::: Source data :::

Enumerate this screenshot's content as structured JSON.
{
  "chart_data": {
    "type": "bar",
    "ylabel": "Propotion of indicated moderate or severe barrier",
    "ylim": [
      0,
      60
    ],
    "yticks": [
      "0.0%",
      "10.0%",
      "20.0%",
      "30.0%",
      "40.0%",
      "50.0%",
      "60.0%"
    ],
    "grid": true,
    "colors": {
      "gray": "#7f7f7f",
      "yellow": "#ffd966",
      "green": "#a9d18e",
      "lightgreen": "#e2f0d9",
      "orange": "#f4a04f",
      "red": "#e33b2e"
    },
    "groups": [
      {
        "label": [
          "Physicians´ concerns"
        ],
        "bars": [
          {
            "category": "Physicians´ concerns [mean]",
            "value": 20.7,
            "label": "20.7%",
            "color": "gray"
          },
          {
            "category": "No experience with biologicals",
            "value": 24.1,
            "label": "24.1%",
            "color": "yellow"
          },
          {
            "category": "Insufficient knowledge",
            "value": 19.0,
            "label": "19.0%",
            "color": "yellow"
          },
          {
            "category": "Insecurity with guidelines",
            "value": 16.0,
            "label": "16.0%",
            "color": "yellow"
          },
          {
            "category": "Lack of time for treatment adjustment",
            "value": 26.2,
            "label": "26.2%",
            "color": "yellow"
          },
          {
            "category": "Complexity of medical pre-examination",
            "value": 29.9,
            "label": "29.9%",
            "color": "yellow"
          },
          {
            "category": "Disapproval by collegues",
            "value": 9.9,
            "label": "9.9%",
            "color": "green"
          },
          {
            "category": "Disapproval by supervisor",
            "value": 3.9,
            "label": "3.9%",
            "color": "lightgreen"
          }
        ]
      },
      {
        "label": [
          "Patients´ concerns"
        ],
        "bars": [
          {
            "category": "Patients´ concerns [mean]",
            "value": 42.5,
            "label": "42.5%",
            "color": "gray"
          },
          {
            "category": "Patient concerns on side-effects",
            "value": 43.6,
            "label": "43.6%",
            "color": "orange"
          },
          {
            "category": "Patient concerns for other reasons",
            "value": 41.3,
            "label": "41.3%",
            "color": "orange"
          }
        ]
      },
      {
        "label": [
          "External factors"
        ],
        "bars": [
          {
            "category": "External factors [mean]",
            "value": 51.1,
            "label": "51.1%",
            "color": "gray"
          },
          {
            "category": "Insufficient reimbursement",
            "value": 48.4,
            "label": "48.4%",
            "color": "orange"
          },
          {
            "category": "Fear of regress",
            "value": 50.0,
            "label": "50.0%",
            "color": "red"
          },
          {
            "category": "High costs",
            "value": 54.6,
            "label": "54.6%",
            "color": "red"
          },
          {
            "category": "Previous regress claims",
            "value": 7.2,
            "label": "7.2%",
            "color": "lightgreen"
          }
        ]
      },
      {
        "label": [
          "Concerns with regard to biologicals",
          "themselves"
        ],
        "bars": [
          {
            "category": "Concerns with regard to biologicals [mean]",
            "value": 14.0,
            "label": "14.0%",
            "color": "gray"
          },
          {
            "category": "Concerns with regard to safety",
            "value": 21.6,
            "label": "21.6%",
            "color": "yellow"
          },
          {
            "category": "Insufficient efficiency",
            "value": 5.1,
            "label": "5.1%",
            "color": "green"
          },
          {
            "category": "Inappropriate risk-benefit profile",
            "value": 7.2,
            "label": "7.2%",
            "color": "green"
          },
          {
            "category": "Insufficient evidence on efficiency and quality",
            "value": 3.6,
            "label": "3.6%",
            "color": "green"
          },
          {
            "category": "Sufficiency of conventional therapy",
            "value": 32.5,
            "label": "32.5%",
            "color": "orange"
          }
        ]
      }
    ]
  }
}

:::

→ What is needed
In the entries above, identify every line with the string "regress".

→ Answer space
            "category": "Fear of regress",
            "category": "Previous regress claims",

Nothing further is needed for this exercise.